Go through the data below and copy it exactly, skipping every picture.

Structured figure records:
********************

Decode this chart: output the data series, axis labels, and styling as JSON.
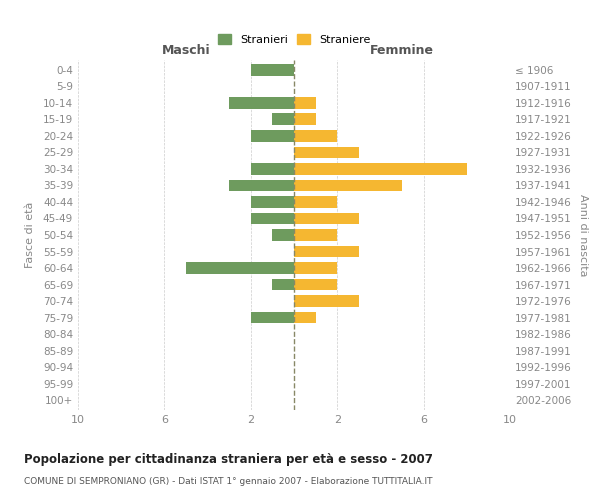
{
  "age_groups": [
    "0-4",
    "5-9",
    "10-14",
    "15-19",
    "20-24",
    "25-29",
    "30-34",
    "35-39",
    "40-44",
    "45-49",
    "50-54",
    "55-59",
    "60-64",
    "65-69",
    "70-74",
    "75-79",
    "80-84",
    "85-89",
    "90-94",
    "95-99",
    "100+"
  ],
  "birth_years": [
    "2002-2006",
    "1997-2001",
    "1992-1996",
    "1987-1991",
    "1982-1986",
    "1977-1981",
    "1972-1976",
    "1967-1971",
    "1962-1966",
    "1957-1961",
    "1952-1956",
    "1947-1951",
    "1942-1946",
    "1937-1941",
    "1932-1936",
    "1927-1931",
    "1922-1926",
    "1917-1921",
    "1912-1916",
    "1907-1911",
    "≤ 1906"
  ],
  "males": [
    2,
    0,
    3,
    1,
    2,
    0,
    2,
    3,
    2,
    2,
    1,
    0,
    5,
    1,
    0,
    2,
    0,
    0,
    0,
    0,
    0
  ],
  "females": [
    0,
    0,
    1,
    1,
    2,
    3,
    8,
    5,
    2,
    3,
    2,
    3,
    2,
    2,
    3,
    1,
    0,
    0,
    0,
    0,
    0
  ],
  "male_color": "#6e9b5e",
  "female_color": "#f5b731",
  "title": "Popolazione per cittadinanza straniera per età e sesso - 2007",
  "subtitle": "COMUNE DI SEMPRONIANO (GR) - Dati ISTAT 1° gennaio 2007 - Elaborazione TUTTITALIA.IT",
  "ylabel_left": "Fasce di età",
  "ylabel_right": "Anni di nascita",
  "xlabel_left": "Maschi",
  "xlabel_right": "Femmine",
  "legend_male": "Stranieri",
  "legend_female": "Straniere",
  "xlim": 10,
  "background_color": "#ffffff",
  "grid_color": "#cccccc"
}
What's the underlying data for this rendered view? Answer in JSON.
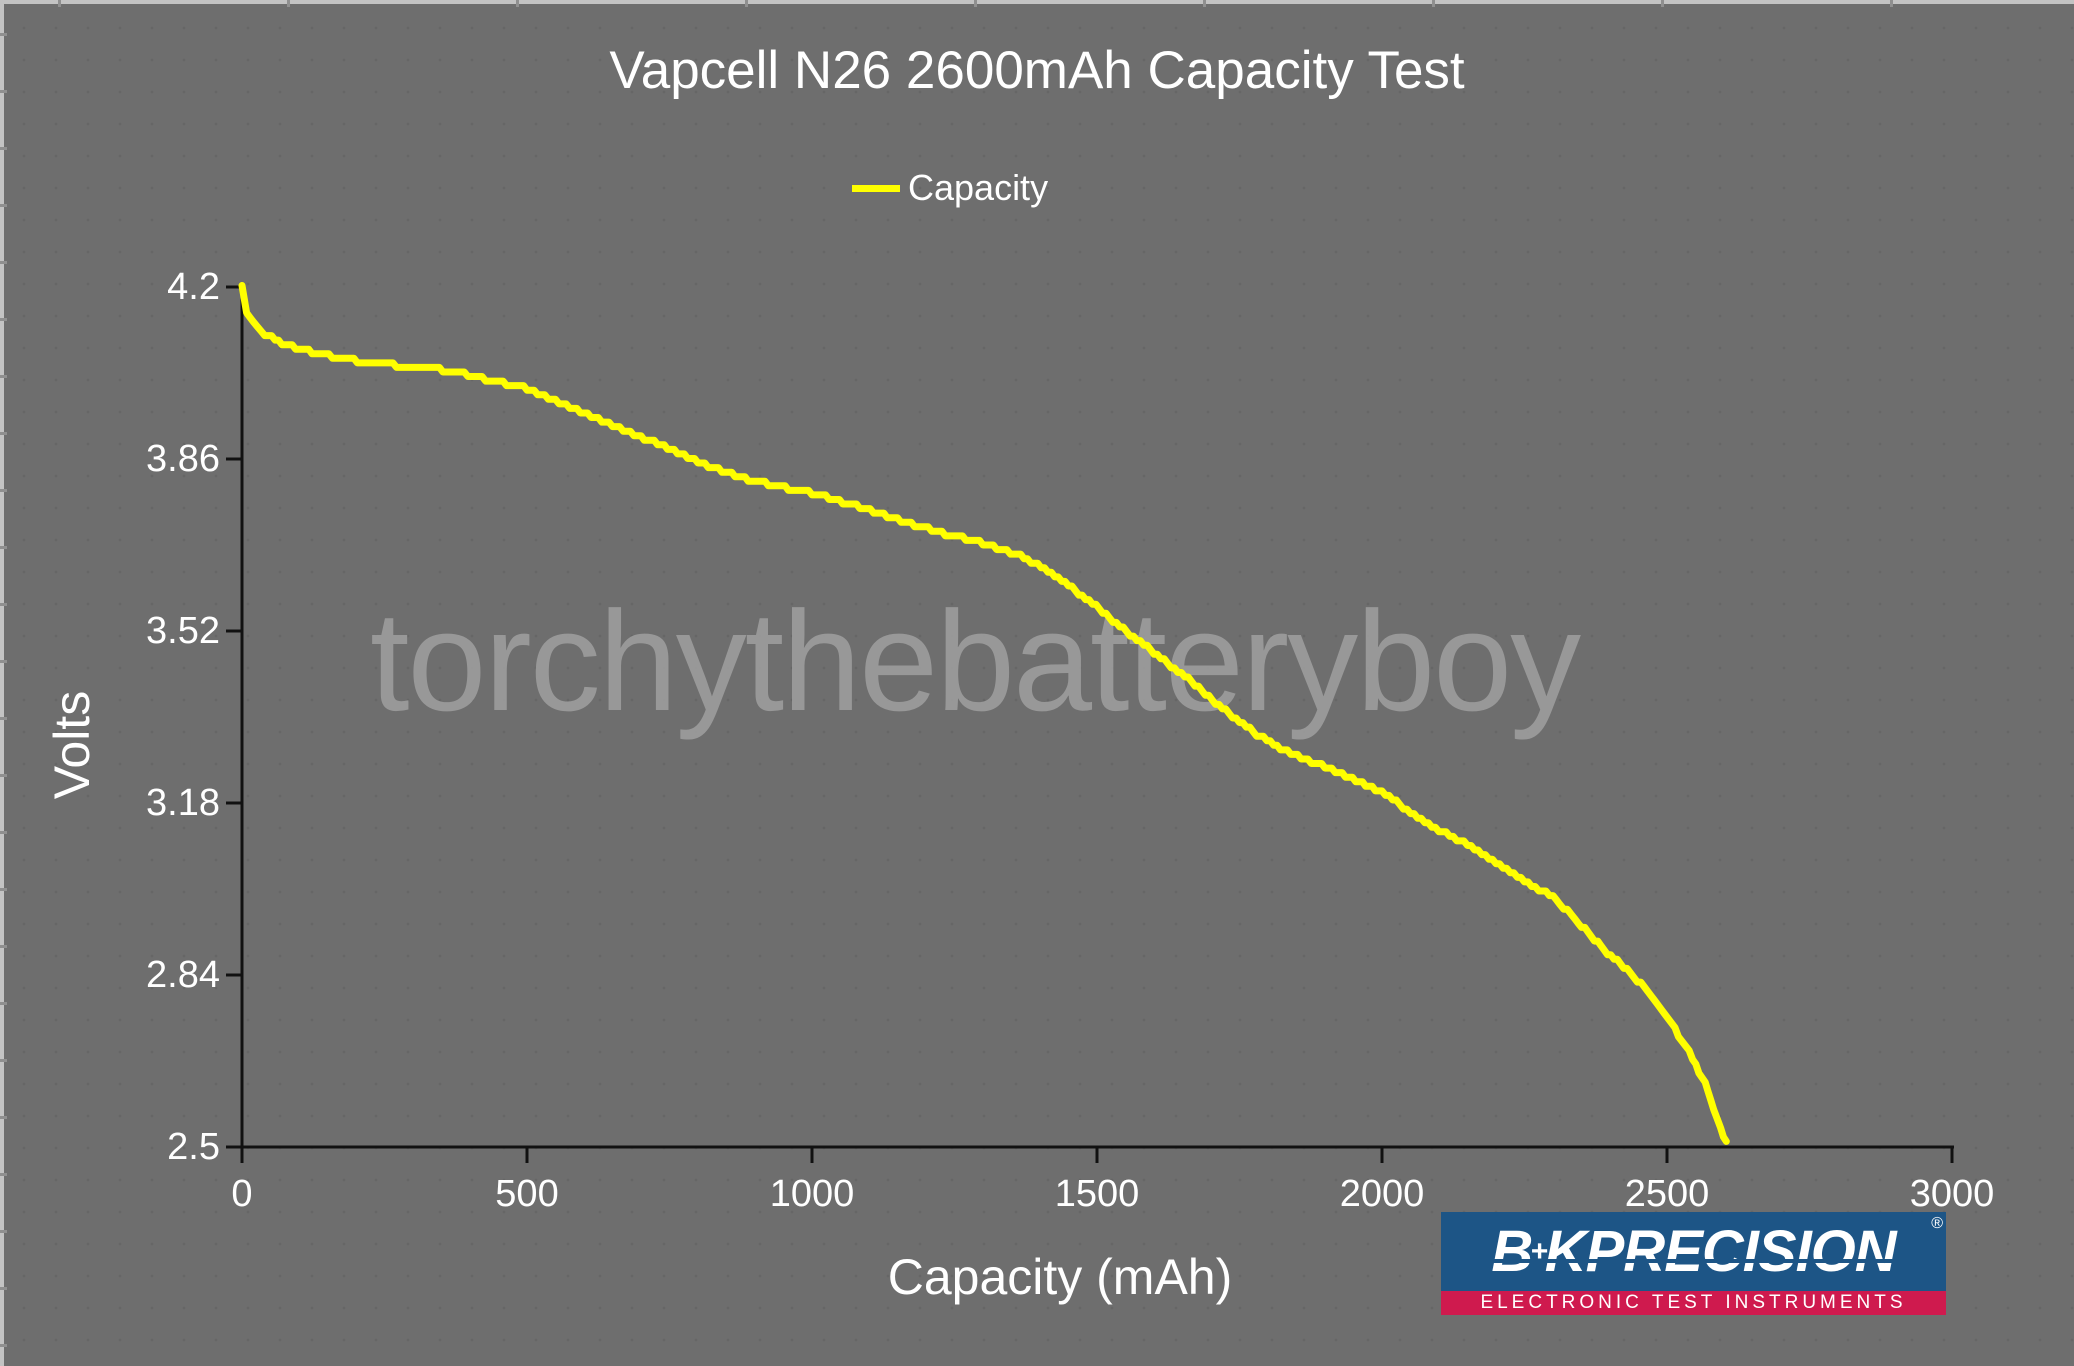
{
  "colors": {
    "background": "#6e6e6e",
    "axis": "#111111",
    "text": "#ffffff",
    "curve": "#ffff00",
    "watermark": "#9c9c9c",
    "logo_blue": "#1d5586",
    "logo_red": "#cf1a4e"
  },
  "chart_data": {
    "type": "line",
    "title": "Vapcell N26 2600mAh Capacity Test",
    "xlabel": "Capacity (mAh)",
    "ylabel": "Volts",
    "xlim": [
      0,
      3000
    ],
    "ylim": [
      2.5,
      4.2
    ],
    "x_ticks": [
      0,
      500,
      1000,
      1500,
      2000,
      2500,
      3000
    ],
    "y_ticks": [
      4.2,
      3.86,
      3.52,
      3.18,
      2.84,
      2.5
    ],
    "y_tick_labels": [
      "4.2",
      "3.86",
      "3.52",
      "3.18",
      "2.84",
      "2.5"
    ],
    "grid": false,
    "legend": {
      "position": "top-center",
      "entries": [
        {
          "label": "Capacity",
          "color": "#ffff00"
        }
      ]
    },
    "series": [
      {
        "name": "Capacity",
        "color": "#ffff00",
        "points": [
          [
            0,
            4.2
          ],
          [
            8,
            4.15
          ],
          [
            20,
            4.128
          ],
          [
            40,
            4.108
          ],
          [
            70,
            4.09
          ],
          [
            100,
            4.078
          ],
          [
            140,
            4.066
          ],
          [
            190,
            4.056
          ],
          [
            240,
            4.048
          ],
          [
            290,
            4.043
          ],
          [
            340,
            4.038
          ],
          [
            390,
            4.028
          ],
          [
            440,
            4.014
          ],
          [
            500,
            4.0
          ],
          [
            550,
            3.976
          ],
          [
            600,
            3.951
          ],
          [
            650,
            3.928
          ],
          [
            700,
            3.904
          ],
          [
            770,
            3.87
          ],
          [
            830,
            3.841
          ],
          [
            900,
            3.816
          ],
          [
            1000,
            3.793
          ],
          [
            1060,
            3.773
          ],
          [
            1120,
            3.753
          ],
          [
            1180,
            3.73
          ],
          [
            1240,
            3.71
          ],
          [
            1300,
            3.694
          ],
          [
            1360,
            3.672
          ],
          [
            1420,
            3.636
          ],
          [
            1480,
            3.585
          ],
          [
            1540,
            3.53
          ],
          [
            1600,
            3.477
          ],
          [
            1660,
            3.425
          ],
          [
            1720,
            3.368
          ],
          [
            1780,
            3.315
          ],
          [
            1840,
            3.278
          ],
          [
            1900,
            3.252
          ],
          [
            1960,
            3.222
          ],
          [
            2000,
            3.2
          ],
          [
            2050,
            3.163
          ],
          [
            2100,
            3.126
          ],
          [
            2150,
            3.098
          ],
          [
            2200,
            3.062
          ],
          [
            2250,
            3.025
          ],
          [
            2300,
            2.995
          ],
          [
            2350,
            2.938
          ],
          [
            2390,
            2.89
          ],
          [
            2430,
            2.85
          ],
          [
            2460,
            2.815
          ],
          [
            2490,
            2.771
          ],
          [
            2520,
            2.722
          ],
          [
            2545,
            2.675
          ],
          [
            2567,
            2.624
          ],
          [
            2582,
            2.578
          ],
          [
            2594,
            2.538
          ],
          [
            2604,
            2.507
          ]
        ]
      }
    ]
  },
  "watermark": {
    "text": "torchythebatteryboy"
  },
  "logo": {
    "brand_b": "B",
    "brand_plus": "+",
    "brand_k": "K",
    "brand_name": " PRECISION",
    "registered": "®",
    "tagline": "ELECTRONIC TEST INSTRUMENTS"
  }
}
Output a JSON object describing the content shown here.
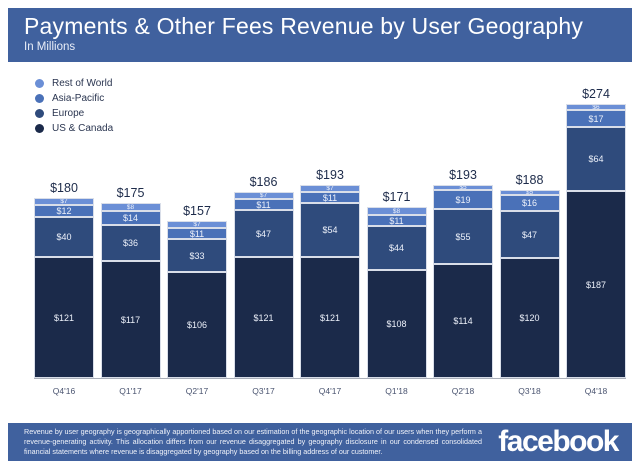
{
  "header": {
    "title": "Payments & Other Fees Revenue by User Geography",
    "subtitle": "In Millions"
  },
  "chart_data": {
    "type": "bar",
    "stacked": true,
    "title": "Payments & Other Fees Revenue by User Geography",
    "subtitle": "In Millions",
    "value_unit": "USD millions",
    "value_prefix": "$",
    "categories": [
      "Q4'16",
      "Q1'17",
      "Q2'17",
      "Q3'17",
      "Q4'17",
      "Q1'18",
      "Q2'18",
      "Q3'18",
      "Q4'18"
    ],
    "series": [
      {
        "name": "US & Canada",
        "color": "#1b2a4a",
        "values": [
          121,
          117,
          106,
          121,
          121,
          108,
          114,
          120,
          187
        ]
      },
      {
        "name": "Europe",
        "color": "#2f4b7c",
        "values": [
          40,
          36,
          33,
          47,
          54,
          44,
          55,
          47,
          64
        ]
      },
      {
        "name": "Asia-Pacific",
        "color": "#4a71b8",
        "values": [
          12,
          14,
          11,
          11,
          11,
          11,
          19,
          16,
          17
        ]
      },
      {
        "name": "Rest of World",
        "color": "#6b8fd6",
        "values": [
          7,
          8,
          7,
          7,
          7,
          8,
          5,
          5,
          6
        ]
      }
    ],
    "totals": [
      180,
      175,
      157,
      186,
      193,
      171,
      193,
      188,
      274
    ],
    "ylim": [
      0,
      280
    ],
    "grid": false,
    "legend_position": "top-left",
    "axis_line_color": "#a9aeb8"
  },
  "colors": {
    "banner_blue": "#40619e",
    "total_label": "#1d2b4a"
  },
  "footer": {
    "note": "Revenue by user geography is geographically apportioned based on our estimation of the geographic location of our users when they perform a revenue-generating activity. This allocation differs from our revenue disaggregated by geography disclosure in our condensed consolidated financial statements where revenue is disaggregated by geography based on the billing address of our customer.",
    "logo": "facebook"
  }
}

********************

Response below:
Decode this chart: output the data series, axis labels, and styling as JSON.
{
  "age_groups": [
    "0-4",
    "5-9",
    "10-14",
    "15-19",
    "20-24",
    "25-29",
    "30-34",
    "35-39",
    "40-44",
    "45-49",
    "50-54",
    "55-59",
    "60-64",
    "65-69",
    "70-74",
    "75-79",
    "80-84",
    "85-89",
    "90-94",
    "95-99",
    "100+"
  ],
  "birth_years": [
    "2002-2006",
    "1997-2001",
    "1992-1996",
    "1987-1991",
    "1982-1986",
    "1977-1981",
    "1972-1976",
    "1967-1971",
    "1962-1966",
    "1957-1961",
    "1952-1956",
    "1947-1951",
    "1942-1946",
    "1937-1941",
    "1932-1936",
    "1927-1931",
    "1922-1926",
    "1917-1921",
    "1912-1916",
    "1907-1911",
    "≤ 1906"
  ],
  "males": [
    2,
    0,
    3,
    1,
    2,
    0,
    2,
    3,
    2,
    2,
    1,
    0,
    5,
    1,
    0,
    2,
    0,
    0,
    0,
    0,
    0
  ],
  "females": [
    0,
    0,
    1,
    1,
    2,
    3,
    8,
    5,
    2,
    3,
    2,
    3,
    2,
    2,
    3,
    1,
    0,
    0,
    0,
    0,
    0
  ],
  "male_color": "#6e9b5e",
  "female_color": "#f5b731",
  "title": "Popolazione per cittadinanza straniera per età e sesso - 2007",
  "subtitle": "COMUNE DI SEMPRONIANO (GR) - Dati ISTAT 1° gennaio 2007 - Elaborazione TUTTITALIA.IT",
  "ylabel_left": "Fasce di età",
  "ylabel_right": "Anni di nascita",
  "xlabel_left": "Maschi",
  "xlabel_right": "Femmine",
  "legend_male": "Stranieri",
  "legend_female": "Straniere",
  "xlim": 10,
  "background_color": "#ffffff",
  "grid_color": "#cccccc"
}
What's the underlying data for this rendered view? Answer in JSON.
{
  "colors": {
    "background": "#6e6e6e",
    "axis": "#111111",
    "text": "#ffffff",
    "curve": "#ffff00",
    "watermark": "#9c9c9c",
    "logo_blue": "#1d5586",
    "logo_red": "#cf1a4e"
  },
  "chart_data": {
    "type": "line",
    "title": "Vapcell N26 2600mAh Capacity Test",
    "xlabel": "Capacity (mAh)",
    "ylabel": "Volts",
    "xlim": [
      0,
      3000
    ],
    "ylim": [
      2.5,
      4.2
    ],
    "x_ticks": [
      0,
      500,
      1000,
      1500,
      2000,
      2500,
      3000
    ],
    "y_ticks": [
      4.2,
      3.86,
      3.52,
      3.18,
      2.84,
      2.5
    ],
    "y_tick_labels": [
      "4.2",
      "3.86",
      "3.52",
      "3.18",
      "2.84",
      "2.5"
    ],
    "grid": false,
    "legend": {
      "position": "top-center",
      "entries": [
        {
          "label": "Capacity",
          "color": "#ffff00"
        }
      ]
    },
    "series": [
      {
        "name": "Capacity",
        "color": "#ffff00",
        "points": [
          [
            0,
            4.2
          ],
          [
            8,
            4.15
          ],
          [
            20,
            4.128
          ],
          [
            40,
            4.108
          ],
          [
            70,
            4.09
          ],
          [
            100,
            4.078
          ],
          [
            140,
            4.066
          ],
          [
            190,
            4.056
          ],
          [
            240,
            4.048
          ],
          [
            290,
            4.043
          ],
          [
            340,
            4.038
          ],
          [
            390,
            4.028
          ],
          [
            440,
            4.014
          ],
          [
            500,
            4.0
          ],
          [
            550,
            3.976
          ],
          [
            600,
            3.951
          ],
          [
            650,
            3.928
          ],
          [
            700,
            3.904
          ],
          [
            770,
            3.87
          ],
          [
            830,
            3.841
          ],
          [
            900,
            3.816
          ],
          [
            1000,
            3.793
          ],
          [
            1060,
            3.773
          ],
          [
            1120,
            3.753
          ],
          [
            1180,
            3.73
          ],
          [
            1240,
            3.71
          ],
          [
            1300,
            3.694
          ],
          [
            1360,
            3.672
          ],
          [
            1420,
            3.636
          ],
          [
            1480,
            3.585
          ],
          [
            1540,
            3.53
          ],
          [
            1600,
            3.477
          ],
          [
            1660,
            3.425
          ],
          [
            1720,
            3.368
          ],
          [
            1780,
            3.315
          ],
          [
            1840,
            3.278
          ],
          [
            1900,
            3.252
          ],
          [
            1960,
            3.222
          ],
          [
            2000,
            3.2
          ],
          [
            2050,
            3.163
          ],
          [
            2100,
            3.126
          ],
          [
            2150,
            3.098
          ],
          [
            2200,
            3.062
          ],
          [
            2250,
            3.025
          ],
          [
            2300,
            2.995
          ],
          [
            2350,
            2.938
          ],
          [
            2390,
            2.89
          ],
          [
            2430,
            2.85
          ],
          [
            2460,
            2.815
          ],
          [
            2490,
            2.771
          ],
          [
            2520,
            2.722
          ],
          [
            2545,
            2.675
          ],
          [
            2567,
            2.624
          ],
          [
            2582,
            2.578
          ],
          [
            2594,
            2.538
          ],
          [
            2604,
            2.507
          ]
        ]
      }
    ]
  },
  "watermark": {
    "text": "torchythebatteryboy"
  },
  "logo": {
    "brand_b": "B",
    "brand_plus": "+",
    "brand_k": "K",
    "brand_name": " PRECISION",
    "registered": "®",
    "tagline": "ELECTRONIC TEST INSTRUMENTS"
  }
}
Output a JSON object describing the content shown here.
{
  "header": {
    "title": "Payments & Other Fees Revenue by User Geography",
    "subtitle": "In Millions"
  },
  "chart_data": {
    "type": "bar",
    "stacked": true,
    "title": "Payments & Other Fees Revenue by User Geography",
    "subtitle": "In Millions",
    "value_unit": "USD millions",
    "value_prefix": "$",
    "categories": [
      "Q4'16",
      "Q1'17",
      "Q2'17",
      "Q3'17",
      "Q4'17",
      "Q1'18",
      "Q2'18",
      "Q3'18",
      "Q4'18"
    ],
    "series": [
      {
        "name": "US & Canada",
        "color": "#1b2a4a",
        "values": [
          121,
          117,
          106,
          121,
          121,
          108,
          114,
          120,
          187
        ]
      },
      {
        "name": "Europe",
        "color": "#2f4b7c",
        "values": [
          40,
          36,
          33,
          47,
          54,
          44,
          55,
          47,
          64
        ]
      },
      {
        "name": "Asia-Pacific",
        "color": "#4a71b8",
        "values": [
          12,
          14,
          11,
          11,
          11,
          11,
          19,
          16,
          17
        ]
      },
      {
        "name": "Rest of World",
        "color": "#6b8fd6",
        "values": [
          7,
          8,
          7,
          7,
          7,
          8,
          5,
          5,
          6
        ]
      }
    ],
    "totals": [
      180,
      175,
      157,
      186,
      193,
      171,
      193,
      188,
      274
    ],
    "ylim": [
      0,
      280
    ],
    "grid": false,
    "legend_position": "top-left",
    "axis_line_color": "#a9aeb8"
  },
  "colors": {
    "banner_blue": "#40619e",
    "total_label": "#1d2b4a"
  },
  "footer": {
    "note": "Revenue by user geography is geographically apportioned based on our estimation of the geographic location of our users when they perform a revenue-generating activity. This allocation differs from our revenue disaggregated by geography disclosure in our condensed consolidated financial statements where revenue is disaggregated by geography based on the billing address of our customer.",
    "logo": "facebook"
  }
}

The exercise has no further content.